Aim:
From the entries below, copy every line holding the word "أحمد".

------ Task material ------

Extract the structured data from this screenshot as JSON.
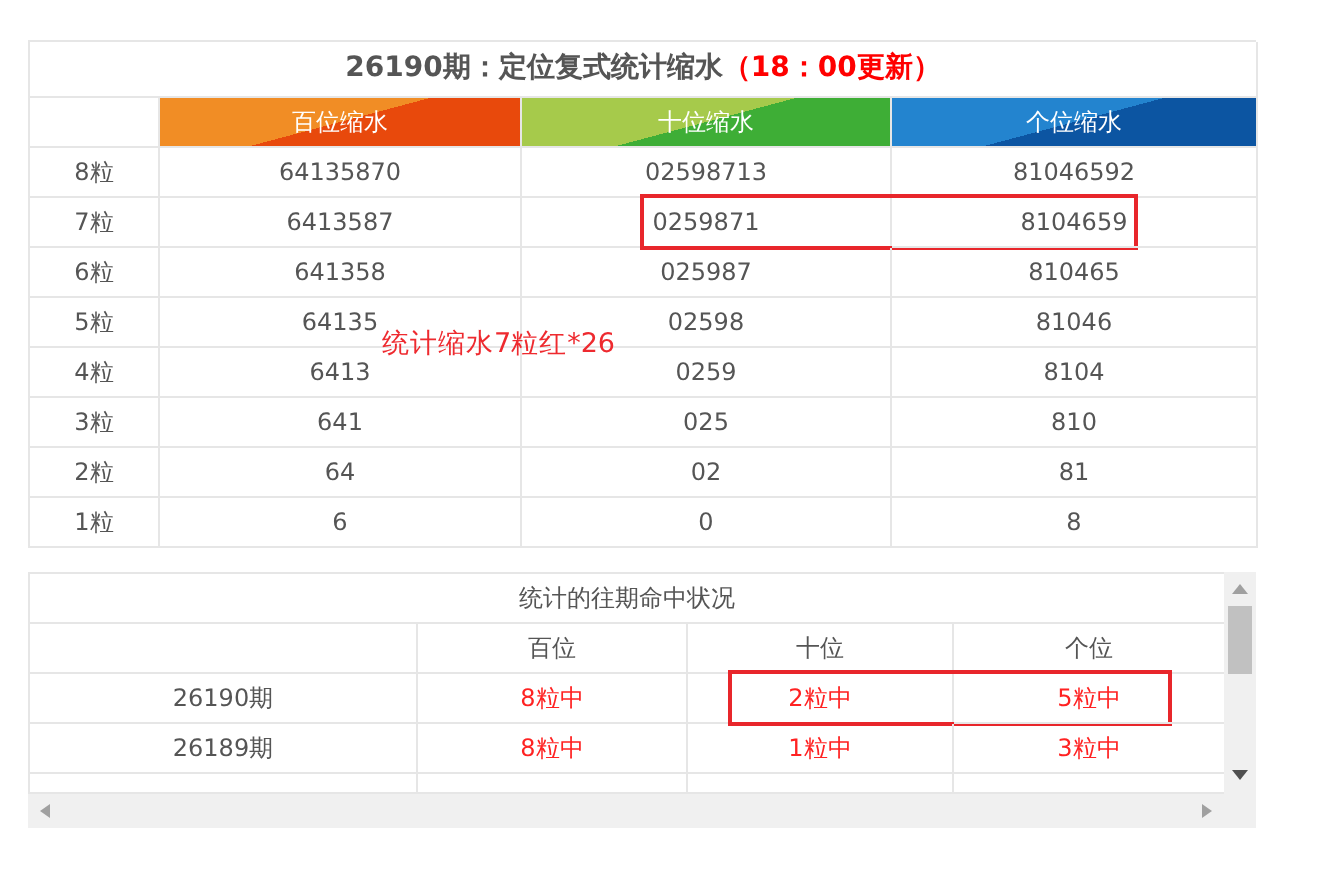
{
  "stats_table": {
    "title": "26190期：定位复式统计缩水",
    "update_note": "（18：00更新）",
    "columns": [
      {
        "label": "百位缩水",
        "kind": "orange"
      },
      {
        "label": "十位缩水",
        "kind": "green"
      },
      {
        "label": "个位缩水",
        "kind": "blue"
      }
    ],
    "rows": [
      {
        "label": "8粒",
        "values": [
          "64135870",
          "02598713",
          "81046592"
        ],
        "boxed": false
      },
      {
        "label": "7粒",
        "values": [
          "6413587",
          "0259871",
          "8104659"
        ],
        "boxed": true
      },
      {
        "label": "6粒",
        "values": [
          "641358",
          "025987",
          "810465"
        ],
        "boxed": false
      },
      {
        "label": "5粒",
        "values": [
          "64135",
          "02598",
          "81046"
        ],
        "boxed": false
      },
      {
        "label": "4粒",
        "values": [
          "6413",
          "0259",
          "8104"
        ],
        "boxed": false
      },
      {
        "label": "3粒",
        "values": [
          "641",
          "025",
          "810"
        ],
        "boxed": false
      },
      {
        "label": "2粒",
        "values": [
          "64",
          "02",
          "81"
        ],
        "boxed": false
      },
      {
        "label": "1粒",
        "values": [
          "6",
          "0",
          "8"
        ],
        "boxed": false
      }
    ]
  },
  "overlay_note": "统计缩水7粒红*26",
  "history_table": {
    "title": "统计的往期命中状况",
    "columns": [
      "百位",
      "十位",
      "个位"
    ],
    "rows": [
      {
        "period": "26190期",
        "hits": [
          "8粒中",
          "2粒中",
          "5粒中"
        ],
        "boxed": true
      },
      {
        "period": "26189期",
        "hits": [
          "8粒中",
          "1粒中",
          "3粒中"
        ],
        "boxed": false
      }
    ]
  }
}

------
------ Task material ------

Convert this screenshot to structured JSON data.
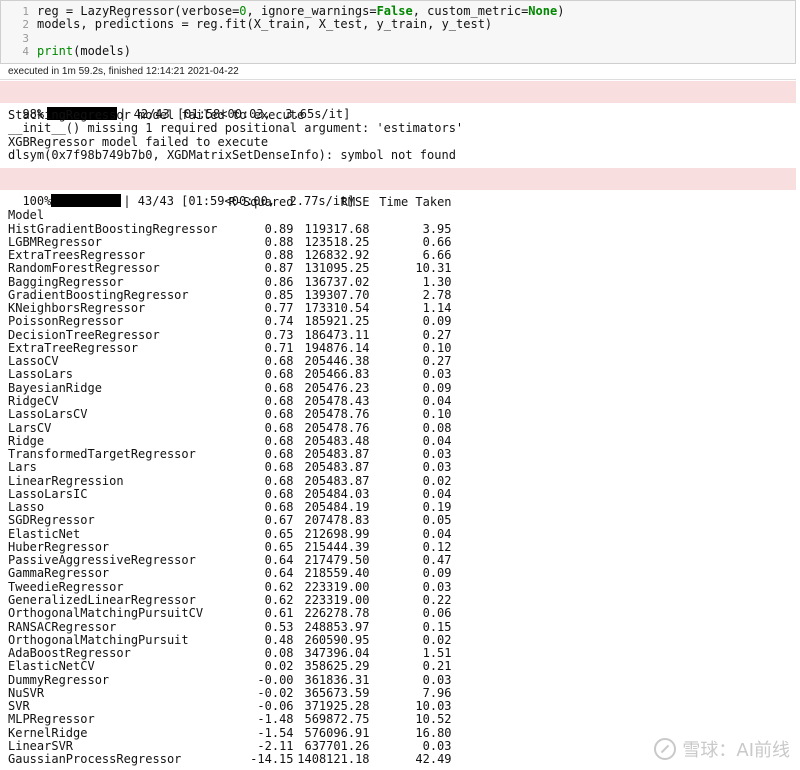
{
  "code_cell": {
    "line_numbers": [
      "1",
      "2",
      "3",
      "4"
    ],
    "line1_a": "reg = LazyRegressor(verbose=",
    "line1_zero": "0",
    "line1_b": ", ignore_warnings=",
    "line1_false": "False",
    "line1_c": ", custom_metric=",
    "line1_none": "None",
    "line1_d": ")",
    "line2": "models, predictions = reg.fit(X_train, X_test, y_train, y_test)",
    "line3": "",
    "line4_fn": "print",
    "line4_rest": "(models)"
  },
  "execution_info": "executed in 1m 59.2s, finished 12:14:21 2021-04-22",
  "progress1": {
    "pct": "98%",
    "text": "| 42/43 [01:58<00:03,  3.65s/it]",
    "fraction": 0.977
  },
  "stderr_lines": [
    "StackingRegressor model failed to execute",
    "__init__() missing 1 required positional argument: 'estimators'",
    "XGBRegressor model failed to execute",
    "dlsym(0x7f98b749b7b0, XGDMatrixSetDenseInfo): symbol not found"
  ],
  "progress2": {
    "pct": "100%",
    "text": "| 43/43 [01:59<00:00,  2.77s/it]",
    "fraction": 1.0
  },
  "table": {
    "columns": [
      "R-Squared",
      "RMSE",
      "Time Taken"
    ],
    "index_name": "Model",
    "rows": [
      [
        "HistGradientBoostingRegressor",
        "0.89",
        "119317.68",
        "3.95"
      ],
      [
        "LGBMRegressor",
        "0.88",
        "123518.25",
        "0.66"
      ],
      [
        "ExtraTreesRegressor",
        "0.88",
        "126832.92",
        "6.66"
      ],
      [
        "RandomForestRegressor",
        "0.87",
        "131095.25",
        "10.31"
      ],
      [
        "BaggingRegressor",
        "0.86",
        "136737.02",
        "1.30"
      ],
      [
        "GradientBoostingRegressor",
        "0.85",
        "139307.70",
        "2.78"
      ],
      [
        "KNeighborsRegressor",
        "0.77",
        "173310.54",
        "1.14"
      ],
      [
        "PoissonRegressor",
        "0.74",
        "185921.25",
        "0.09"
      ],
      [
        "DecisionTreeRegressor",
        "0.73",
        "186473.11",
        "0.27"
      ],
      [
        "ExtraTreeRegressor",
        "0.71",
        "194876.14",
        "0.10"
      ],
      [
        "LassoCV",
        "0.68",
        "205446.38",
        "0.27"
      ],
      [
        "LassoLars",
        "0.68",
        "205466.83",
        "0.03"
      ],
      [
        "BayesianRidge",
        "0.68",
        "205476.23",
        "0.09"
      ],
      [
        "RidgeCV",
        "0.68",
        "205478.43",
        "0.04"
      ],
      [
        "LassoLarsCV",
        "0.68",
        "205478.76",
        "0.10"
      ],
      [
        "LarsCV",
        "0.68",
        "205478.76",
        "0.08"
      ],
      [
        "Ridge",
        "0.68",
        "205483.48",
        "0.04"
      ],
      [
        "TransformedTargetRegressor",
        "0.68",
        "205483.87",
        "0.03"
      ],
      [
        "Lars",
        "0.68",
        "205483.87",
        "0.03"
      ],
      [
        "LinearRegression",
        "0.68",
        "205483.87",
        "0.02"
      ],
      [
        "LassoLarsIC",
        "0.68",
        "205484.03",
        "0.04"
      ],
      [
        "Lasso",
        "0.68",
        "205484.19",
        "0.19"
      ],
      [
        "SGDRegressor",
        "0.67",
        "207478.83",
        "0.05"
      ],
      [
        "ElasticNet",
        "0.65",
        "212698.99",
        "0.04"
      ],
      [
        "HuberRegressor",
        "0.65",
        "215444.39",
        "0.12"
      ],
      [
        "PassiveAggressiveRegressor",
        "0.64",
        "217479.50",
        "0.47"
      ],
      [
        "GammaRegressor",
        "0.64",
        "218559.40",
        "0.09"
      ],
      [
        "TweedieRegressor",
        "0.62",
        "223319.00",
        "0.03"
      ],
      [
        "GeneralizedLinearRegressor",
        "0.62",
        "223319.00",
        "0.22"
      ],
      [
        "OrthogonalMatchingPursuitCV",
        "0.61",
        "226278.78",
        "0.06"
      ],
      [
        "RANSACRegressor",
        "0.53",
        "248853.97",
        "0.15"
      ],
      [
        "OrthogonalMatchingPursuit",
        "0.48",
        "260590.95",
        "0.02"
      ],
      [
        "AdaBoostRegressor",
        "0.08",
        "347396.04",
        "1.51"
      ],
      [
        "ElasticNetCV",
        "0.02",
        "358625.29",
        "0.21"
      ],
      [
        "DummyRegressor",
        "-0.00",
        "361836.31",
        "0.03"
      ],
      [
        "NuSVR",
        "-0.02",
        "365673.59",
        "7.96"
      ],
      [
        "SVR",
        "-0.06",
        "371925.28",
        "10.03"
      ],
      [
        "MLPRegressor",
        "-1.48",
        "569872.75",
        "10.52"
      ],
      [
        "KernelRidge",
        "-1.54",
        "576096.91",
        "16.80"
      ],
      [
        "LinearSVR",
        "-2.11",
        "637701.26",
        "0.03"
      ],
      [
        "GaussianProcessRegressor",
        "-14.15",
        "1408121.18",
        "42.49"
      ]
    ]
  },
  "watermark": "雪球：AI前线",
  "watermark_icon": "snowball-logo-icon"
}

------
------ Task material ------

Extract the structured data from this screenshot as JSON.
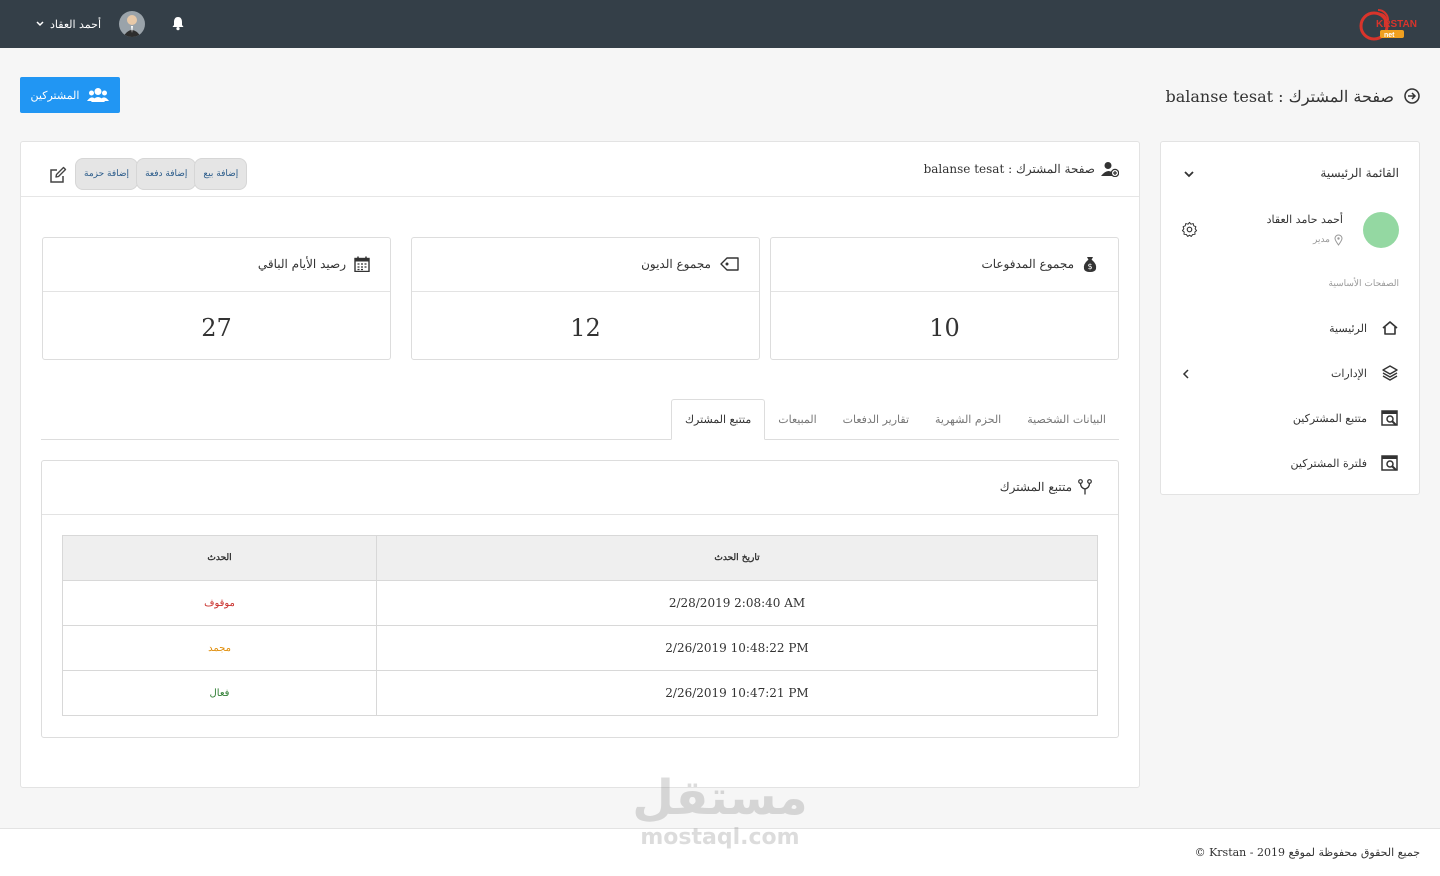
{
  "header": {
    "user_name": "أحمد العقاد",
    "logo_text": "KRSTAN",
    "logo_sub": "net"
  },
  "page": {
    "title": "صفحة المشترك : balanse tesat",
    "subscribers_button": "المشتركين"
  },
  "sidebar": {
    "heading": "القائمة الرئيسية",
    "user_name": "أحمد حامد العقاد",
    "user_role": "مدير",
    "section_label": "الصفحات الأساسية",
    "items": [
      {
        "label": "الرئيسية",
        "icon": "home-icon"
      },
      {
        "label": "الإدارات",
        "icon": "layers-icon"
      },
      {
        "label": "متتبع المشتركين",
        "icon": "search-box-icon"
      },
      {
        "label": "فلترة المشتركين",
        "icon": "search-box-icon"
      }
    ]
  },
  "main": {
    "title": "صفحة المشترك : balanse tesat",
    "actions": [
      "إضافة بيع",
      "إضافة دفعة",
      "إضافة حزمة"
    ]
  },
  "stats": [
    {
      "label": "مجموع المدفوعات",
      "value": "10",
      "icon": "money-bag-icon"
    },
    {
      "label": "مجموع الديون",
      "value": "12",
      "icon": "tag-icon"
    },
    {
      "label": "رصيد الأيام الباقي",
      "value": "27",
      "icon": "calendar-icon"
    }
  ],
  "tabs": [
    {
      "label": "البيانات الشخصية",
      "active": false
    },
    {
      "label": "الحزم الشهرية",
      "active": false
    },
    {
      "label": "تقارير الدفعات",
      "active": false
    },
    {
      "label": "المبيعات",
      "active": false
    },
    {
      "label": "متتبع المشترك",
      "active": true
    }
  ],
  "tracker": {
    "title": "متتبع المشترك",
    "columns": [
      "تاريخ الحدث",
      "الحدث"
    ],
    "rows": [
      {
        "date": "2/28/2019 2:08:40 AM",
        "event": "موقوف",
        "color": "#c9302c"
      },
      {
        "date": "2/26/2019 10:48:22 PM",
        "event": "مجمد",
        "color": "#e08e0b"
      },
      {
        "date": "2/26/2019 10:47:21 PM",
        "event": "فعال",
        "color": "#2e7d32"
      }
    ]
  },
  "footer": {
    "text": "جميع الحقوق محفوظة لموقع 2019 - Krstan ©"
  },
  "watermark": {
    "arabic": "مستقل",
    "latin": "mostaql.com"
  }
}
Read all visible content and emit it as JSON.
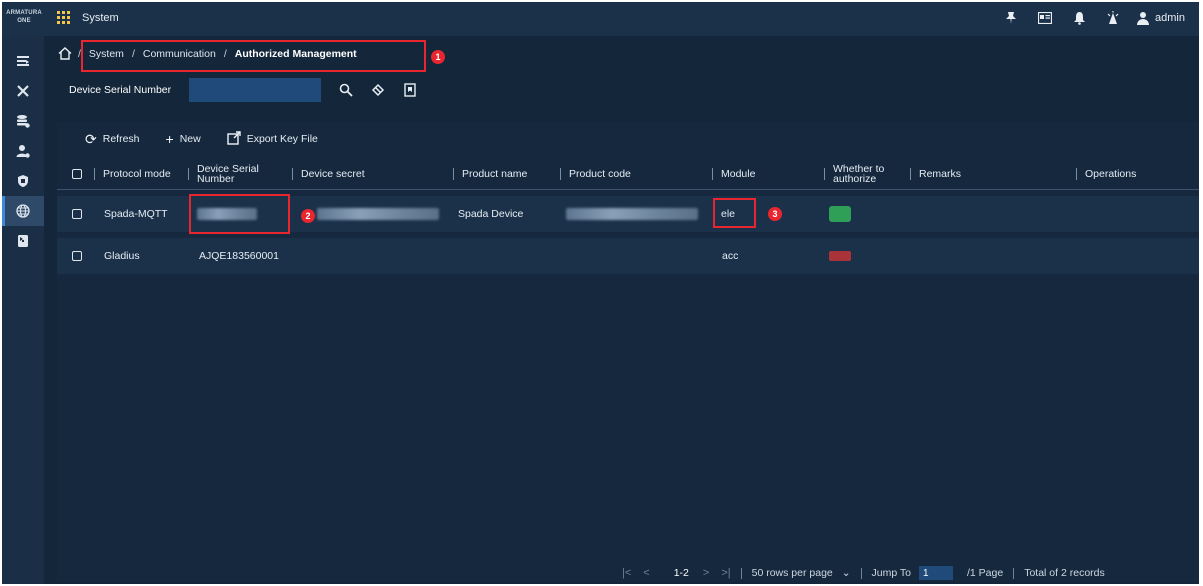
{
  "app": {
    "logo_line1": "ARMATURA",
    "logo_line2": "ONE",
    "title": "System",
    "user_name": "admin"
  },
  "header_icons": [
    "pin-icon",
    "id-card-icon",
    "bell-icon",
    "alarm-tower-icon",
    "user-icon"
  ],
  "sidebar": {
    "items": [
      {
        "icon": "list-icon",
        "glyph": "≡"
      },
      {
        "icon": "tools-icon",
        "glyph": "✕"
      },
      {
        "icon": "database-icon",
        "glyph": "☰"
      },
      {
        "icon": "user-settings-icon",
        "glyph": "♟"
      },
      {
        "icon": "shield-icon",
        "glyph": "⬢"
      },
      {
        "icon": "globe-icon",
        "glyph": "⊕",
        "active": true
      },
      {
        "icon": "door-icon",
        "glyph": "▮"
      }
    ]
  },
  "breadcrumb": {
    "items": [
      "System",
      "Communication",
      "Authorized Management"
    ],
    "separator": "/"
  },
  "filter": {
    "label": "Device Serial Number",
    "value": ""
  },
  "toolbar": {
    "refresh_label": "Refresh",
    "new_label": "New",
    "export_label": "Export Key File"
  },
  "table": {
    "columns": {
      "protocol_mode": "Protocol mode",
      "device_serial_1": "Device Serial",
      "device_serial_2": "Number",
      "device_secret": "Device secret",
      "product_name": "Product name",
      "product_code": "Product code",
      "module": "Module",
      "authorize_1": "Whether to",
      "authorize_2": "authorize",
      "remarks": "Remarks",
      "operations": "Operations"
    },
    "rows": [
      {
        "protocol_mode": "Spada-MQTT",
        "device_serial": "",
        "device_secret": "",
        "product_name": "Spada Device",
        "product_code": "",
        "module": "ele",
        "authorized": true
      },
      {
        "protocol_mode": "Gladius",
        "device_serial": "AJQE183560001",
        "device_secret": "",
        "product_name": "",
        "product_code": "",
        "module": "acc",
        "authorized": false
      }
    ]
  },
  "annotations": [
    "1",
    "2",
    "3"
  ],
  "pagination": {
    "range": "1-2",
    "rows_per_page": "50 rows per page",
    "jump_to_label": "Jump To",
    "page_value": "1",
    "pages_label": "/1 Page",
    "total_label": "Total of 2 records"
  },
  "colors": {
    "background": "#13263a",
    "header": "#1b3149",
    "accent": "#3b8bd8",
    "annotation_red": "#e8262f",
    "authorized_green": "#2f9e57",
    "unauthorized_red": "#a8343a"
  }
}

------

Solution to the exercise:
    "user_name": "أحمد العقاد",
    "user_name": "أحمد حامد العقاد",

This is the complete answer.